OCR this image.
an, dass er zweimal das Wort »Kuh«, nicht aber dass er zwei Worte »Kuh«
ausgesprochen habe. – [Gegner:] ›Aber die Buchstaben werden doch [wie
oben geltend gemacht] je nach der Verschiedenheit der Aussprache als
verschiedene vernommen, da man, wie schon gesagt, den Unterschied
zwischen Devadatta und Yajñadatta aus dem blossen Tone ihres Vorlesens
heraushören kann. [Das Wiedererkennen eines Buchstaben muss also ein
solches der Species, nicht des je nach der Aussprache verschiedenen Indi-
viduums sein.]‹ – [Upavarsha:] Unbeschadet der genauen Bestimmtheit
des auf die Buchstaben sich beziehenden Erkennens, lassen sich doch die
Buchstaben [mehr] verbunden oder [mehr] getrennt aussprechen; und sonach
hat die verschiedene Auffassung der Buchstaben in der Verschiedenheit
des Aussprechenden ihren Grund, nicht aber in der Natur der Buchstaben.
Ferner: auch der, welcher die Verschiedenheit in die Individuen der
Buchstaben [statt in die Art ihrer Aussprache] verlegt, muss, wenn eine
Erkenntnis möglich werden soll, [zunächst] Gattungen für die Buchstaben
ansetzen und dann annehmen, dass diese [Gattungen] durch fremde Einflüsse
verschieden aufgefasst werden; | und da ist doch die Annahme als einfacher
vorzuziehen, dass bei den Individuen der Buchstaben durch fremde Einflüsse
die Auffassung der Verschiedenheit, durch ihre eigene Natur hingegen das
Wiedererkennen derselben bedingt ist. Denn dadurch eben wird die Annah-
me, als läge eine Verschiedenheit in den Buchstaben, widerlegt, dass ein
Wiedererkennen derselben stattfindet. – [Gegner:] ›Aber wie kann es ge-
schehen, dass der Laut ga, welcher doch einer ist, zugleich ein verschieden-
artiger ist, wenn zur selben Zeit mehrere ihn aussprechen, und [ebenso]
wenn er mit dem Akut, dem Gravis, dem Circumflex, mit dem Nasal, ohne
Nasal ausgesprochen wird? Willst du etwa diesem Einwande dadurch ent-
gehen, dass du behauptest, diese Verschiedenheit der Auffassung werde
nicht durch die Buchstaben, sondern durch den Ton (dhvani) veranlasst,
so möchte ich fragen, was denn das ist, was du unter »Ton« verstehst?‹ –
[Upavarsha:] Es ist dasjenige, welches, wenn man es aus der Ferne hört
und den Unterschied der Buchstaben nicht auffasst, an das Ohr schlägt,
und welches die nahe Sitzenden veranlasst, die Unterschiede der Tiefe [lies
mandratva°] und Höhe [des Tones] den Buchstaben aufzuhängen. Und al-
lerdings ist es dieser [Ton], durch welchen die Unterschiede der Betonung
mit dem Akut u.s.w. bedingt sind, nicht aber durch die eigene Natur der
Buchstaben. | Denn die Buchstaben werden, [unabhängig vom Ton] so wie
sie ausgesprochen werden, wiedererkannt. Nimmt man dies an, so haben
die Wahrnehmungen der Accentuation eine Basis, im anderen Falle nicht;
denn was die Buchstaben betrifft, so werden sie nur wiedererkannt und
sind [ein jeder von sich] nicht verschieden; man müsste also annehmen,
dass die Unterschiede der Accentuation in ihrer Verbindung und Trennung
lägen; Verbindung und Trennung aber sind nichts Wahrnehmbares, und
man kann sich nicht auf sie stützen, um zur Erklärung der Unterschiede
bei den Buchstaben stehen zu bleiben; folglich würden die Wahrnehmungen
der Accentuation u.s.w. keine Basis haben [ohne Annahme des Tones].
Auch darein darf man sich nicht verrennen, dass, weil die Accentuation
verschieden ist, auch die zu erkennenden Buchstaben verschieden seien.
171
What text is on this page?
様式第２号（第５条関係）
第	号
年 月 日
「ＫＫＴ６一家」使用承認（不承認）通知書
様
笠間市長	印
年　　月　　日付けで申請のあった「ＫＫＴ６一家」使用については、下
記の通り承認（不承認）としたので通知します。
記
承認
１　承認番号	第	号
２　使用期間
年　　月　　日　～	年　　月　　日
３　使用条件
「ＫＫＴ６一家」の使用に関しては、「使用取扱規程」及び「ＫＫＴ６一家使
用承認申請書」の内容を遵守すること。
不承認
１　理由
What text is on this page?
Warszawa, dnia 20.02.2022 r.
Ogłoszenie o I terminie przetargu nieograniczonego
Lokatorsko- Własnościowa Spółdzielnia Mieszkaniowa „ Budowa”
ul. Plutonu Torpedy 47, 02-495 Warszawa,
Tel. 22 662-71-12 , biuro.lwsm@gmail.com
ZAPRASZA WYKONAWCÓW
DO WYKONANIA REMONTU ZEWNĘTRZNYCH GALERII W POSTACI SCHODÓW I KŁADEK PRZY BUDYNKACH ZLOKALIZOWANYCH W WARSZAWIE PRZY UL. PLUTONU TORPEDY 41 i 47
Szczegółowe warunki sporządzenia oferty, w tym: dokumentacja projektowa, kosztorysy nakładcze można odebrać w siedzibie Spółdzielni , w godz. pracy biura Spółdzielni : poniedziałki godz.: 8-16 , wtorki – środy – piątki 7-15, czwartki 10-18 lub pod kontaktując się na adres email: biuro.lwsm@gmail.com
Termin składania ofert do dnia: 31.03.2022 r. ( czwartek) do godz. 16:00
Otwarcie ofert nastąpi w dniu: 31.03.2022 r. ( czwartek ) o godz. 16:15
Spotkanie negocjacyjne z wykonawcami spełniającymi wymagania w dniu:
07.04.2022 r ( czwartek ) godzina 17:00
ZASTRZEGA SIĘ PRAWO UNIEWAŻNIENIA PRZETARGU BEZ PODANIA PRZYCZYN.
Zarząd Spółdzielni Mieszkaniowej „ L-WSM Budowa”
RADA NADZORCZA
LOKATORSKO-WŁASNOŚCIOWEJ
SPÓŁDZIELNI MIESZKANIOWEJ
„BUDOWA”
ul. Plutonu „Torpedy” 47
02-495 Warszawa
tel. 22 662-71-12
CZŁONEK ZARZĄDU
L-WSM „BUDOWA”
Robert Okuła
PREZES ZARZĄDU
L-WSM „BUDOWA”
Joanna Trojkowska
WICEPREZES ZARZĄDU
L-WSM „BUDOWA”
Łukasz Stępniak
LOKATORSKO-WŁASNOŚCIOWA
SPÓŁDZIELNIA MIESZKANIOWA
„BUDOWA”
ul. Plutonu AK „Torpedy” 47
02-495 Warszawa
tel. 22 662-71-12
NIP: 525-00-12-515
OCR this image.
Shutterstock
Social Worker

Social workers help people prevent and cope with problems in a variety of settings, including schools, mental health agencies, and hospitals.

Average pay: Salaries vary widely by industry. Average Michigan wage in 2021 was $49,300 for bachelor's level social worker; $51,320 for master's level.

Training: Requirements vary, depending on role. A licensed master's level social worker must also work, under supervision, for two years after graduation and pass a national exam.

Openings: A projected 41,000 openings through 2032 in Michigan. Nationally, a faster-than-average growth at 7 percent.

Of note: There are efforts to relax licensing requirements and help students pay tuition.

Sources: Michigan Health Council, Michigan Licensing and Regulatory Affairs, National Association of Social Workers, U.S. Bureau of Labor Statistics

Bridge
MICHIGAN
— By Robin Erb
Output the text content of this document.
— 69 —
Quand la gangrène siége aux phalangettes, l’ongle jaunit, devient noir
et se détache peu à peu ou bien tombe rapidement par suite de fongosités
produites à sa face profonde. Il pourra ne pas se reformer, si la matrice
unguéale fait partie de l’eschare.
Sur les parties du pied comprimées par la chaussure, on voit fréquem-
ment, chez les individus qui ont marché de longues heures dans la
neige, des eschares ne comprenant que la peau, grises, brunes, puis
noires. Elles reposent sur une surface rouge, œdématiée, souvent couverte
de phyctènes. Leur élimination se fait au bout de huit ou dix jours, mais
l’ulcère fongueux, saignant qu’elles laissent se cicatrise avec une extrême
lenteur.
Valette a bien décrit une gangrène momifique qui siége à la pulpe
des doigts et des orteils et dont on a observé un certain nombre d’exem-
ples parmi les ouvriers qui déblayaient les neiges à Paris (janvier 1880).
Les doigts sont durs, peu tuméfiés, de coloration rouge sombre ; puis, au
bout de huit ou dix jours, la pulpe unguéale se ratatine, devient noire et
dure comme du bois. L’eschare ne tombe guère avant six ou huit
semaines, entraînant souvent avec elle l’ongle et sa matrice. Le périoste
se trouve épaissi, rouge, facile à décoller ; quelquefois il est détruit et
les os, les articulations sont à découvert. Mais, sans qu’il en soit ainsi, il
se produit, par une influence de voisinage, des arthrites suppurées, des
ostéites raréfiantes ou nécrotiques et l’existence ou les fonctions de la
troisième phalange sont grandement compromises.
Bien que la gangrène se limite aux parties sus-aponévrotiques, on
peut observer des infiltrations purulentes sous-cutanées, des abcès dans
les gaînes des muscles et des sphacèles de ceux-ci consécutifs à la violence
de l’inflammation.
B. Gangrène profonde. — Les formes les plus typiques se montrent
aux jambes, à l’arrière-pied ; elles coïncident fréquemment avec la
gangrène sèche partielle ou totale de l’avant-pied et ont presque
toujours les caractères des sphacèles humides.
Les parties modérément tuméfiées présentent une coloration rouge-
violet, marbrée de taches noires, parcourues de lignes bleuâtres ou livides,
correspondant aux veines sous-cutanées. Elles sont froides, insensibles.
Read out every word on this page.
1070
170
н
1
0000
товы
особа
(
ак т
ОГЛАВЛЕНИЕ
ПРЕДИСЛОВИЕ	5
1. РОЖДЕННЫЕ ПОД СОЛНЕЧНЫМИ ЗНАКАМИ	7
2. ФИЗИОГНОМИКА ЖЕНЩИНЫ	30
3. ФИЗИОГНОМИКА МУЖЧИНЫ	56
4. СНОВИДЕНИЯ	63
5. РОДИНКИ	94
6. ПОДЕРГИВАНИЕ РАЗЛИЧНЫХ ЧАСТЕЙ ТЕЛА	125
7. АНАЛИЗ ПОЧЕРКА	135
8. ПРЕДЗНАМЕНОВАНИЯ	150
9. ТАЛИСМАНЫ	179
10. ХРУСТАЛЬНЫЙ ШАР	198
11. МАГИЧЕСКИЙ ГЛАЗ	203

Short exercise> Filter the entries down to the lines containing "dass". Copy each of those lines.

Written solution>
an, dass er zweimal das Wort »Kuh«, nicht aber dass er zwei Worte »Kuh«
ansetzen und dann annehmen, dass diese [Gattungen] durch fremde Einflüsse
vorzuziehen, dass bei den Individuen der Buchstaben durch fremde Einflüsse
me, als läge eine Verschiedenheit in den Buchstaben, widerlegt, dass ein
schehen, dass der Laut ga, welcher doch einer ist, zugleich ein verschieden-
gehen, dass du behauptest, diese Verschiedenheit der Auffassung werde
dass die Unterschiede der Accentuation in ihrer Verbindung und Trennung
Auch darein darf man sich nicht verrennen, dass, weil die Accentuation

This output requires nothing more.